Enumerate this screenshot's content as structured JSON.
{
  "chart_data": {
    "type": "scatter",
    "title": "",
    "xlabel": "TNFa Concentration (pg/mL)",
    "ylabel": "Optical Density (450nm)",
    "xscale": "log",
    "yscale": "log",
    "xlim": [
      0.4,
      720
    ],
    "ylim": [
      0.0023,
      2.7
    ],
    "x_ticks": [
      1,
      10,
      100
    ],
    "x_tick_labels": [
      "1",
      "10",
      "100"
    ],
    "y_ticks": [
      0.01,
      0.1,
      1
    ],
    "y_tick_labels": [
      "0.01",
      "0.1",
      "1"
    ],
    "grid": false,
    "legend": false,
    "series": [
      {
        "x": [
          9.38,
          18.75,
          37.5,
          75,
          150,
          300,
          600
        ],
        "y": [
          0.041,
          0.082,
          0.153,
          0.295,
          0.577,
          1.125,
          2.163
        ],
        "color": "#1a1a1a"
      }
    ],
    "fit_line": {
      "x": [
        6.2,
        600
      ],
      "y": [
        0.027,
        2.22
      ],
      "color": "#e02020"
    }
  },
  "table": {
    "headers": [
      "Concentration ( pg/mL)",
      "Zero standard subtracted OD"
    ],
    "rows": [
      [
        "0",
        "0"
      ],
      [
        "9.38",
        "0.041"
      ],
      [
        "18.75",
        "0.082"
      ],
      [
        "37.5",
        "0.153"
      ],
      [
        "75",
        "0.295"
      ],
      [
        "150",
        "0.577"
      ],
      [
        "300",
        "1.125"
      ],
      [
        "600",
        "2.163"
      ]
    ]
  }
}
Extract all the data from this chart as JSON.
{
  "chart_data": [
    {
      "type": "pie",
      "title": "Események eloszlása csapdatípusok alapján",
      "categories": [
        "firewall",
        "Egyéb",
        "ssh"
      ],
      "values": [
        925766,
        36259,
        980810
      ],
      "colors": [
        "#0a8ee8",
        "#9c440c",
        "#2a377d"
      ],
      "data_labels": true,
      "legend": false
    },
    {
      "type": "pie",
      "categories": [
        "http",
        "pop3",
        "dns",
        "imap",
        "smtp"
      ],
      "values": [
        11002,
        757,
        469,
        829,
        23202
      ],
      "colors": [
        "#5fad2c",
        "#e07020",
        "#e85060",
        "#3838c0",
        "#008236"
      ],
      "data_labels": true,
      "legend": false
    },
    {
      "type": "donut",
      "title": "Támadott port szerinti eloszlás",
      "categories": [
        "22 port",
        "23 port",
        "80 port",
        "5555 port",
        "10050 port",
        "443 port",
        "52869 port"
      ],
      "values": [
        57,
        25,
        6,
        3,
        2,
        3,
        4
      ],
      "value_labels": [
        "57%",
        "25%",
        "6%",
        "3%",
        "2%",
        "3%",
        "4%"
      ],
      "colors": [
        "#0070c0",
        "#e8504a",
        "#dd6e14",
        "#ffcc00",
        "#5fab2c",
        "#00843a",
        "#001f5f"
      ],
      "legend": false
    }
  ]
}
════
■ Problem to work on
Reproduce the data, keeping every line exactly the same.

■ Finished task
Enumerate this screenshot's content as structured JSON.
{
  "chart_data": {
    "type": "scatter",
    "title": "",
    "xlabel": "TNFa Concentration (pg/mL)",
    "ylabel": "Optical Density (450nm)",
    "xscale": "log",
    "yscale": "log",
    "xlim": [
      0.4,
      720
    ],
    "ylim": [
      0.0023,
      2.7
    ],
    "x_ticks": [
      1,
      10,
      100
    ],
    "x_tick_labels": [
      "1",
      "10",
      "100"
    ],
    "y_ticks": [
      0.01,
      0.1,
      1
    ],
    "y_tick_labels": [
      "0.01",
      "0.1",
      "1"
    ],
    "grid": false,
    "legend": false,
    "series": [
      {
        "x": [
          9.38,
          18.75,
          37.5,
          75,
          150,
          300,
          600
        ],
        "y": [
          0.041,
          0.082,
          0.153,
          0.295,
          0.577,
          1.125,
          2.163
        ],
        "color": "#1a1a1a"
      }
    ],
    "fit_line": {
      "x": [
        6.2,
        600
      ],
      "y": [
        0.027,
        2.22
      ],
      "color": "#e02020"
    }
  },
  "table": {
    "headers": [
      "Concentration ( pg/mL)",
      "Zero standard subtracted OD"
    ],
    "rows": [
      [
        "0",
        "0"
      ],
      [
        "9.38",
        "0.041"
      ],
      [
        "18.75",
        "0.082"
      ],
      [
        "37.5",
        "0.153"
      ],
      [
        "75",
        "0.295"
      ],
      [
        "150",
        "0.577"
      ],
      [
        "300",
        "1.125"
      ],
      [
        "600",
        "2.163"
      ]
    ]
  }
}
Extract all the data from this chart as JSON.
{
  "chart_data": [
    {
      "type": "pie",
      "title": "Események eloszlása csapdatípusok alapján",
      "categories": [
        "firewall",
        "Egyéb",
        "ssh"
      ],
      "values": [
        925766,
        36259,
        980810
      ],
      "colors": [
        "#0a8ee8",
        "#9c440c",
        "#2a377d"
      ],
      "data_labels": true,
      "legend": false
    },
    {
      "type": "pie",
      "categories": [
        "http",
        "pop3",
        "dns",
        "imap",
        "smtp"
      ],
      "values": [
        11002,
        757,
        469,
        829,
        23202
      ],
      "colors": [
        "#5fad2c",
        "#e07020",
        "#e85060",
        "#3838c0",
        "#008236"
      ],
      "data_labels": true,
      "legend": false
    },
    {
      "type": "donut",
      "title": "Támadott port szerinti eloszlás",
      "categories": [
        "22 port",
        "23 port",
        "80 port",
        "5555 port",
        "10050 port",
        "443 port",
        "52869 port"
      ],
      "values": [
        57,
        25,
        6,
        3,
        2,
        3,
        4
      ],
      "value_labels": [
        "57%",
        "25%",
        "6%",
        "3%",
        "2%",
        "3%",
        "4%"
      ],
      "colors": [
        "#0070c0",
        "#e8504a",
        "#dd6e14",
        "#ffcc00",
        "#5fab2c",
        "#00843a",
        "#001f5f"
      ],
      "legend": false
    }
  ]
}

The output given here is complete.